_WHAT NEEDS TO BE DONE_
Select and reproduce each line of the listing below that bears the string "output".

====== PROVIDED RECORDS

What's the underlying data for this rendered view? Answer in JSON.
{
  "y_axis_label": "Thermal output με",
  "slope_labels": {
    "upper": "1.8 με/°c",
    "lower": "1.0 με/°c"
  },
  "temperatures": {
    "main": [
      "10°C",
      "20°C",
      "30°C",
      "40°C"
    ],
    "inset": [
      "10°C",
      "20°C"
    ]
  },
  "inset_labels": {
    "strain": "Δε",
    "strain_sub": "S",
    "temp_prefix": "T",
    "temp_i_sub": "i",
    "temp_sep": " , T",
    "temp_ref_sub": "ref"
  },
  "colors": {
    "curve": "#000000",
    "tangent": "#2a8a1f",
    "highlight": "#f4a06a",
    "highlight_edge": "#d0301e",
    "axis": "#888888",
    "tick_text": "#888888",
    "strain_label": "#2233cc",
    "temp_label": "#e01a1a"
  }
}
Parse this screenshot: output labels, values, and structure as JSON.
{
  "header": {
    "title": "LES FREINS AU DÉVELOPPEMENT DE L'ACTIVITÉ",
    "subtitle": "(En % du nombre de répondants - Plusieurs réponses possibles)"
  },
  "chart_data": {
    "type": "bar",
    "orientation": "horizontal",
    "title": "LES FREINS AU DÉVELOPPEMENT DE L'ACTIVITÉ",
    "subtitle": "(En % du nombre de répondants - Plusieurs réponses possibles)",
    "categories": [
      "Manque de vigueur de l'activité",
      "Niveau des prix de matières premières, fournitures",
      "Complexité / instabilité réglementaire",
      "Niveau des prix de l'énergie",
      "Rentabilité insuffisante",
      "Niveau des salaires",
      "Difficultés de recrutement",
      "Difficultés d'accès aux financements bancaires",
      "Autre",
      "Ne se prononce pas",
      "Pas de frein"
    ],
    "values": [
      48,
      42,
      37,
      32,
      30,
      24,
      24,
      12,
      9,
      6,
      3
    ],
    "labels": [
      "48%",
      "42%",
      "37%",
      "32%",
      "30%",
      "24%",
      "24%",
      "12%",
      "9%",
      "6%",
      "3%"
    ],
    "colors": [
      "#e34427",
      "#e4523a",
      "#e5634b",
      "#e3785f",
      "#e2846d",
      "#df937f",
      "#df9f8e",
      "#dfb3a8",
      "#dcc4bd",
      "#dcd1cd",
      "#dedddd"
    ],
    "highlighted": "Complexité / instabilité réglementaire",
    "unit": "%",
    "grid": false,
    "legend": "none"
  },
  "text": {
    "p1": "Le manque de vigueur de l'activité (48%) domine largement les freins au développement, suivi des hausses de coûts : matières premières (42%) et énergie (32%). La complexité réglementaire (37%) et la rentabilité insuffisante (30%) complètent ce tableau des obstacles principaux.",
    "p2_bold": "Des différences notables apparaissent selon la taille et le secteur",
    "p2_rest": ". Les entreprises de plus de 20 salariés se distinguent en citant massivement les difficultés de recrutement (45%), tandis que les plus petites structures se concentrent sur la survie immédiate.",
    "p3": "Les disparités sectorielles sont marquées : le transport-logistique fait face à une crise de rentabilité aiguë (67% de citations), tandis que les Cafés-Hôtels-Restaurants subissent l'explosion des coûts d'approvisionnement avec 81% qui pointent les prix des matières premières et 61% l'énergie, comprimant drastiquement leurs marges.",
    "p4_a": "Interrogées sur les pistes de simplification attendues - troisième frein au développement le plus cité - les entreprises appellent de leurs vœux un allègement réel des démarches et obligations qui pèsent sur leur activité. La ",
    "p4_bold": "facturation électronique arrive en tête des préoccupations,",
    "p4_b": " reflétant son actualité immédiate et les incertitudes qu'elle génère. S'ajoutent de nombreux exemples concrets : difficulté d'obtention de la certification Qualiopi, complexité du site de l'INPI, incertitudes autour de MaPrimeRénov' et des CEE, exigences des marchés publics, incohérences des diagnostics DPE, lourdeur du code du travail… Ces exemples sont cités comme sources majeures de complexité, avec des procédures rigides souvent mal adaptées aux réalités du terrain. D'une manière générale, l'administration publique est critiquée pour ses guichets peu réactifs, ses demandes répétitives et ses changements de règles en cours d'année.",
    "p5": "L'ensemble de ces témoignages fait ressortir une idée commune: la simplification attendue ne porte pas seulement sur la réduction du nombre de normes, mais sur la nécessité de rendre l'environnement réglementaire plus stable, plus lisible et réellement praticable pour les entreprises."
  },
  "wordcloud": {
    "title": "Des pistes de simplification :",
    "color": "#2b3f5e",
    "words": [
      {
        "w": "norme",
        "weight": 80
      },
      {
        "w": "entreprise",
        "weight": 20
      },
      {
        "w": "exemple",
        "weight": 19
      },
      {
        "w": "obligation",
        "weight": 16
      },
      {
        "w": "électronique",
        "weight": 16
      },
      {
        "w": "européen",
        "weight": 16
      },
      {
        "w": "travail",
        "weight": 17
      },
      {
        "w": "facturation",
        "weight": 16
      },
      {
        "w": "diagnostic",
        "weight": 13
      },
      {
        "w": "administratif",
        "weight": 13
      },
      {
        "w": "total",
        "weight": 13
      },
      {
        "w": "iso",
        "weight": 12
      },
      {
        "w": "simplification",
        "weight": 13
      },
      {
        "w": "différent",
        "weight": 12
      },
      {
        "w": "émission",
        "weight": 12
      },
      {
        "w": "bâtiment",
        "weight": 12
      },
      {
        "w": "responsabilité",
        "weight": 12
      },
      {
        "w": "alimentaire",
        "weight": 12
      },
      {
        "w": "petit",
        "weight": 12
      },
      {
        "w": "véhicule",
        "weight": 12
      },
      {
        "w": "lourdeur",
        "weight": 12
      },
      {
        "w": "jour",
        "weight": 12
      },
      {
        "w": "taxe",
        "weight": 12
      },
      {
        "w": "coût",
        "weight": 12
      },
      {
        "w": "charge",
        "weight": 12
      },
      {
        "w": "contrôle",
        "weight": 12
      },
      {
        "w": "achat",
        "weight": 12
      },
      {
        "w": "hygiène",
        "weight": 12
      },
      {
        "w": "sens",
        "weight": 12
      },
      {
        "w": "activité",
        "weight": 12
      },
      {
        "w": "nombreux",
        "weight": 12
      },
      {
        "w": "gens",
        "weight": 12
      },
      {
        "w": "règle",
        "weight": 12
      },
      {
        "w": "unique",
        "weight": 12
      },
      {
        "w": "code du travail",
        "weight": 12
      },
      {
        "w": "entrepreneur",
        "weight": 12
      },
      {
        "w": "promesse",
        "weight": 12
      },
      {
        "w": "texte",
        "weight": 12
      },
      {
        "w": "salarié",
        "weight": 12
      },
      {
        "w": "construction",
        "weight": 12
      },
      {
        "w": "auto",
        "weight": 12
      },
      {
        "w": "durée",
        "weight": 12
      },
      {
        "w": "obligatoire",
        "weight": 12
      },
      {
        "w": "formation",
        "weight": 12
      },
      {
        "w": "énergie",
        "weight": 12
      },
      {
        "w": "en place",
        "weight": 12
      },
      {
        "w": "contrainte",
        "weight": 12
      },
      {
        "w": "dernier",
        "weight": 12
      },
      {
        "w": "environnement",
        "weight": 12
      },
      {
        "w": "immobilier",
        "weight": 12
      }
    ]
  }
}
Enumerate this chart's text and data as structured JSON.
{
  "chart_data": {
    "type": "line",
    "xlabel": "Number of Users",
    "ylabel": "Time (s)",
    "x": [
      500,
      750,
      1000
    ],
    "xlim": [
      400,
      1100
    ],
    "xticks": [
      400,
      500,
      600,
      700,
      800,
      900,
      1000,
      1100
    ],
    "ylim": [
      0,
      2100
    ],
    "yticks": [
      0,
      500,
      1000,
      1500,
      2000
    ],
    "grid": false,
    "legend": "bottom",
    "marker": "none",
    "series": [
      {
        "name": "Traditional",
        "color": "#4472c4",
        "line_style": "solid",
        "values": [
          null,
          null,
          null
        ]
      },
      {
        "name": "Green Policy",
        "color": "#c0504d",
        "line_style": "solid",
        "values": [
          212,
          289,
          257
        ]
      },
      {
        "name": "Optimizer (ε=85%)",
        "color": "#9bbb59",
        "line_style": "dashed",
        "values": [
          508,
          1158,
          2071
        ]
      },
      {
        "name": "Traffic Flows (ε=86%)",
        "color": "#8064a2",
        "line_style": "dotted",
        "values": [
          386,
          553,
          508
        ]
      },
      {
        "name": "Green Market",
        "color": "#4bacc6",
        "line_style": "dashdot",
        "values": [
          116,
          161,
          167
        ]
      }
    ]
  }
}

============

_FINAL RESULT_
  "y_axis_label": "Thermal output με",
Parse this screenshot: output labels, values, and structure as JSON.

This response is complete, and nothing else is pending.